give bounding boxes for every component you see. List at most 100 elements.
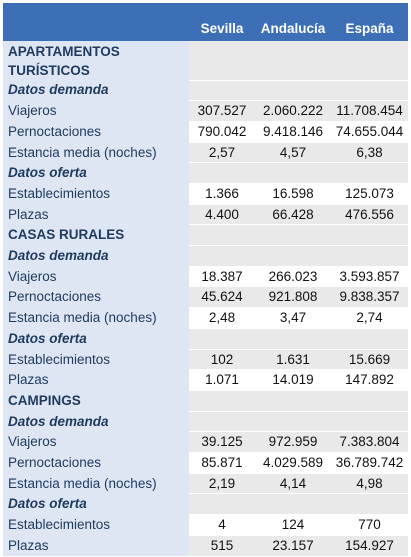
value-cell-espana: 7.383.804 xyxy=(331,431,408,454)
value-cell-sevilla xyxy=(189,493,255,516)
value-cell-andalucia: 4.029.589 xyxy=(255,452,331,474)
value-cell-andalucia xyxy=(255,493,331,516)
value-cell-espana xyxy=(331,80,408,102)
value-cell-sevilla: 1.366 xyxy=(189,183,255,205)
row-label: Establecimientos xyxy=(3,183,189,205)
row-label: Viajeros xyxy=(3,431,189,453)
value-cell-espana xyxy=(331,162,408,184)
value-cell-andalucia: 16.598 xyxy=(255,183,331,205)
value-cell-espana: 6,38 xyxy=(331,142,408,164)
section-label: CAMPINGS xyxy=(3,390,189,412)
value-cell-espana xyxy=(331,411,408,433)
value-cell-espana: 147.892 xyxy=(331,369,408,391)
value-cell-andalucia xyxy=(255,390,331,412)
value-cell-sevilla xyxy=(189,224,255,247)
value-cell-andalucia xyxy=(255,245,331,267)
subsection-row: Datos oferta xyxy=(3,328,408,350)
section-label: CASAS RURALES xyxy=(3,224,189,246)
value-cell-sevilla xyxy=(189,390,255,412)
value-cell-espana: 125.073 xyxy=(331,183,408,205)
section-header-row: APARTAMENTOS TURÍSTICOS xyxy=(3,41,408,81)
value-cell-andalucia xyxy=(255,41,331,81)
value-cell-espana: 74.655.044 xyxy=(331,121,408,143)
row-label: Estancia media (noches) xyxy=(3,142,189,163)
row-label: Plazas xyxy=(3,535,189,557)
value-cell-espana xyxy=(331,41,408,81)
value-cell-andalucia xyxy=(255,328,331,350)
tourism-table-container: Sevilla Andalucía España APARTAMENTOS TU… xyxy=(3,3,408,557)
value-cell-sevilla: 4.400 xyxy=(189,204,255,226)
subsection-label: Datos demanda xyxy=(3,411,189,432)
table-row: Plazas 515 23.157 154.927 xyxy=(3,535,408,557)
value-cell-andalucia: 972.959 xyxy=(255,431,331,454)
row-label: Pernoctaciones xyxy=(3,452,189,474)
row-label: Establecimientos xyxy=(3,349,189,370)
value-cell-sevilla: 1.071 xyxy=(189,369,255,391)
value-cell-andalucia: 124 xyxy=(255,514,331,536)
value-cell-andalucia: 4,14 xyxy=(255,473,331,495)
value-cell-andalucia: 3,47 xyxy=(255,307,331,329)
section-label: APARTAMENTOS TURÍSTICOS xyxy=(3,41,189,80)
value-cell-sevilla: 2,19 xyxy=(189,473,255,495)
table-row: Estancia media (noches) 2,48 3,47 2,74 xyxy=(3,307,408,329)
table-row: Estancia media (noches) 2,57 4,57 6,38 xyxy=(3,142,408,164)
table-row: Pernoctaciones 45.624 921.808 9.838.357 xyxy=(3,286,408,309)
value-cell-sevilla xyxy=(189,328,255,350)
table-body: APARTAMENTOS TURÍSTICOS Datos demanda Viaj… xyxy=(3,41,408,557)
value-cell-espana: 15.669 xyxy=(331,349,408,371)
value-cell-espana xyxy=(331,224,408,247)
subsection-row: Datos oferta xyxy=(3,162,408,184)
value-cell-sevilla: 4 xyxy=(189,514,255,536)
value-cell-sevilla: 515 xyxy=(189,535,255,557)
subsection-row: Datos demanda xyxy=(3,411,408,433)
row-label: Pernoctaciones xyxy=(3,286,189,308)
header-row: Sevilla Andalucía España xyxy=(3,3,408,41)
value-cell-sevilla: 102 xyxy=(189,349,255,371)
table-row: Pernoctaciones 85.871 4.029.589 36.789.742 xyxy=(3,452,408,474)
value-cell-espana: 9.838.357 xyxy=(331,286,408,309)
value-cell-espana: 36.789.742 xyxy=(331,452,408,474)
value-cell-andalucia: 66.428 xyxy=(255,204,331,226)
value-cell-espana xyxy=(331,493,408,516)
value-cell-espana xyxy=(331,390,408,412)
table-row: Viajeros 39.125 972.959 7.383.804 xyxy=(3,431,408,454)
row-label: Establecimientos xyxy=(3,514,189,536)
table-header: Sevilla Andalucía España xyxy=(3,3,408,41)
row-label: Viajeros xyxy=(3,100,189,122)
table-row: Pernoctaciones 790.042 9.418.146 74.655.044 xyxy=(3,121,408,143)
value-cell-sevilla xyxy=(189,41,255,81)
header-cell-andalucia: Andalucía xyxy=(255,3,331,41)
value-cell-sevilla: 2,48 xyxy=(189,307,255,329)
value-cell-andalucia: 1.631 xyxy=(255,349,331,371)
value-cell-sevilla xyxy=(189,162,255,184)
subsection-row: Datos oferta xyxy=(3,493,408,516)
value-cell-sevilla xyxy=(189,411,255,433)
table-row: Plazas 1.071 14.019 147.892 xyxy=(3,369,408,391)
subsection-row: Datos demanda xyxy=(3,245,408,267)
value-cell-andalucia: 14.019 xyxy=(255,369,331,391)
value-cell-andalucia: 9.418.146 xyxy=(255,121,331,143)
value-cell-sevilla: 45.624 xyxy=(189,286,255,309)
value-cell-andalucia xyxy=(255,224,331,247)
value-cell-sevilla: 39.125 xyxy=(189,431,255,454)
table-row: Establecimientos 1.366 16.598 125.073 xyxy=(3,183,408,205)
value-cell-andalucia xyxy=(255,162,331,184)
value-cell-andalucia xyxy=(255,411,331,433)
value-cell-sevilla xyxy=(189,245,255,267)
table-row: Viajeros 18.387 266.023 3.593.857 xyxy=(3,266,408,288)
row-label: Estancia media (noches) xyxy=(3,473,189,494)
value-cell-sevilla: 85.871 xyxy=(189,452,255,474)
value-cell-sevilla: 307.527 xyxy=(189,100,255,122)
value-cell-espana: 11.708.454 xyxy=(331,100,408,122)
table-row: Plazas 4.400 66.428 476.556 xyxy=(3,204,408,226)
value-cell-andalucia: 921.808 xyxy=(255,286,331,309)
subsection-label: Datos demanda xyxy=(3,245,189,267)
value-cell-espana xyxy=(331,245,408,267)
header-cell-empty xyxy=(3,3,189,41)
value-cell-espana xyxy=(331,328,408,350)
row-label: Pernoctaciones xyxy=(3,121,189,143)
row-label: Plazas xyxy=(3,369,189,391)
subsection-label: Datos oferta xyxy=(3,162,189,184)
value-cell-andalucia: 23.157 xyxy=(255,535,331,557)
value-cell-sevilla: 790.042 xyxy=(189,121,255,143)
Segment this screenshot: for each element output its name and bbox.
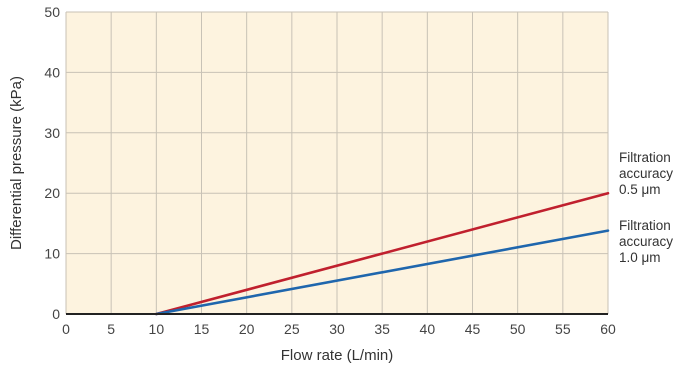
y-tick-labels: 0 10 20 30 40 50 bbox=[44, 4, 60, 322]
series-labels: Filtration accuracy 0.5 μm Filtration accura… bbox=[619, 150, 673, 265]
y-tick-label: 20 bbox=[44, 185, 60, 201]
x-axis-label: Flow rate (L/min) bbox=[281, 347, 394, 364]
series-label-1: Filtration accuracy 0.5 μm bbox=[619, 150, 673, 197]
x-tick-label: 55 bbox=[555, 321, 571, 337]
x-tick-label: 25 bbox=[284, 321, 300, 337]
x-tick-label: 15 bbox=[194, 321, 210, 337]
series-lines bbox=[155, 191, 610, 316]
y-tick-label: 50 bbox=[44, 4, 60, 20]
y-tick-label: 0 bbox=[52, 306, 60, 322]
x-tick-label: 5 bbox=[107, 321, 115, 337]
x-tick-label: 60 bbox=[600, 321, 616, 337]
x-tick-label: 40 bbox=[420, 321, 436, 337]
x-tick-label: 10 bbox=[149, 321, 165, 337]
x-tick-label: 45 bbox=[465, 321, 481, 337]
y-tick-label: 30 bbox=[44, 125, 60, 141]
x-tick-label: 50 bbox=[510, 321, 526, 337]
y-axis-label: Differential pressure (kPa) bbox=[8, 76, 25, 250]
x-tick-label: 0 bbox=[62, 321, 70, 337]
grid bbox=[65, 11, 609, 314]
x-tick-label: 30 bbox=[329, 321, 345, 337]
y-tick-label: 40 bbox=[44, 64, 60, 80]
series-line-2 bbox=[155, 229, 610, 316]
x-tick-label: 20 bbox=[239, 321, 255, 337]
x-tick-label: 35 bbox=[374, 321, 390, 337]
series-line-1 bbox=[155, 191, 610, 316]
x-tick-labels: 0 5 10 15 20 25 30 35 40 45 50 55 60 bbox=[62, 321, 616, 337]
y-tick-label: 10 bbox=[44, 246, 60, 262]
series-label-2: Filtration accuracy 1.0 μm bbox=[619, 218, 673, 265]
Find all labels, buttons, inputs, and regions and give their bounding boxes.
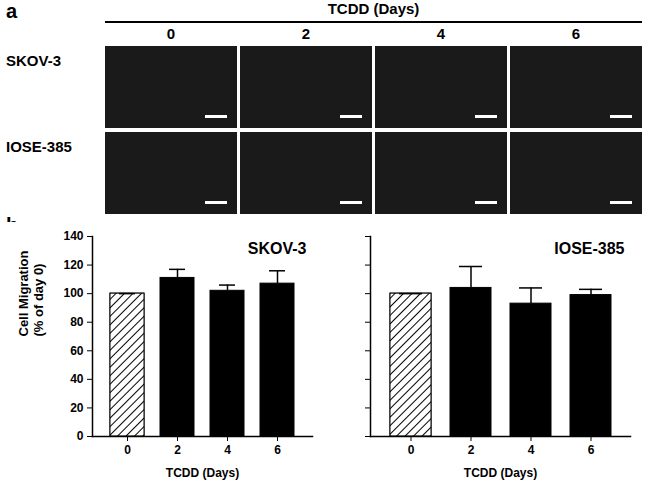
svg-text:6: 6 [588, 443, 595, 457]
html-text:6: 6 [571, 25, 581, 42]
svg-text:140: 140 [63, 229, 83, 243]
html-text:0: 0 [166, 25, 176, 42]
svg-text:100: 100 [63, 286, 83, 300]
html-text:IOSE-385: IOSE-385 [6, 138, 72, 155]
html-text:TCDD (Days): TCDD (Days) [327, 0, 420, 17]
svg-text:TCDD (Days): TCDD (Days) [464, 466, 537, 480]
svg-text:0: 0 [408, 443, 415, 457]
svg-text:40: 40 [70, 372, 84, 386]
svg-text:2: 2 [468, 443, 475, 457]
html-text:a: a [6, 0, 18, 22]
svg-text:6: 6 [274, 443, 281, 457]
svg-text:120: 120 [63, 258, 83, 272]
svg-text:IOSE-385: IOSE-385 [554, 240, 624, 257]
svg-text:2: 2 [174, 443, 181, 457]
svg-text:80: 80 [70, 315, 84, 329]
svg-text:Cell Migration(% of day 0): Cell Migration(% of day 0) [16, 250, 46, 336]
html-text:b: b [6, 214, 19, 236]
html-text:SKOV-3: SKOV-3 [6, 52, 61, 69]
html-text:4: 4 [436, 25, 446, 42]
html-text:2: 2 [301, 25, 311, 42]
svg-text:60: 60 [70, 344, 84, 358]
svg-text:20: 20 [70, 401, 84, 415]
svg-text:4: 4 [224, 443, 231, 457]
svg-text:0: 0 [77, 429, 84, 443]
svg-text:4: 4 [528, 443, 535, 457]
svg-text:TCDD (Days): TCDD (Days) [166, 466, 239, 480]
svg-text:SKOV-3: SKOV-3 [248, 240, 307, 257]
svg-text:0: 0 [124, 443, 131, 457]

Set problem:
Copy the listing lines word for word, from the line with "value-cell-espana: 7.383.804 xyxy=(331,431,408,454)" to the line with "row-label: Estancia media (noches) xyxy=(3,142,189,163)", including both of those lines.

Task answer:
value-cell-espana: 7.383.804 xyxy=(331,431,408,454)
value-cell-sevilla xyxy=(189,493,255,516)
value-cell-andalucia: 4.029.589 xyxy=(255,452,331,474)
value-cell-andalucia xyxy=(255,493,331,516)
value-cell-espana xyxy=(331,80,408,102)
value-cell-sevilla: 1.366 xyxy=(189,183,255,205)
row-label: Establecimientos xyxy=(3,183,189,205)
row-label: Viajeros xyxy=(3,431,189,453)
value-cell-espana xyxy=(331,162,408,184)
value-cell-andalucia: 16.598 xyxy=(255,183,331,205)
value-cell-espana: 6,38 xyxy=(331,142,408,164)
section-label: CAMPINGS xyxy=(3,390,189,412)
value-cell-espana xyxy=(331,411,408,433)
value-cell-espana: 147.892 xyxy=(331,369,408,391)
value-cell-andalucia xyxy=(255,390,331,412)
value-cell-sevilla xyxy=(189,224,255,247)
value-cell-andalucia xyxy=(255,245,331,267)
subsection-row: Datos oferta xyxy=(3,328,408,350)
section-label: CASAS RURALES xyxy=(3,224,189,246)
value-cell-sevilla xyxy=(189,390,255,412)
value-cell-espana: 125.073 xyxy=(331,183,408,205)
section-header-row: APARTAMENTOS TURÍSTICOS xyxy=(3,41,408,81)
value-cell-andalucia xyxy=(255,41,331,81)
value-cell-espana: 74.655.044 xyxy=(331,121,408,143)
row-label: Estancia media (noches) xyxy=(3,142,189,163)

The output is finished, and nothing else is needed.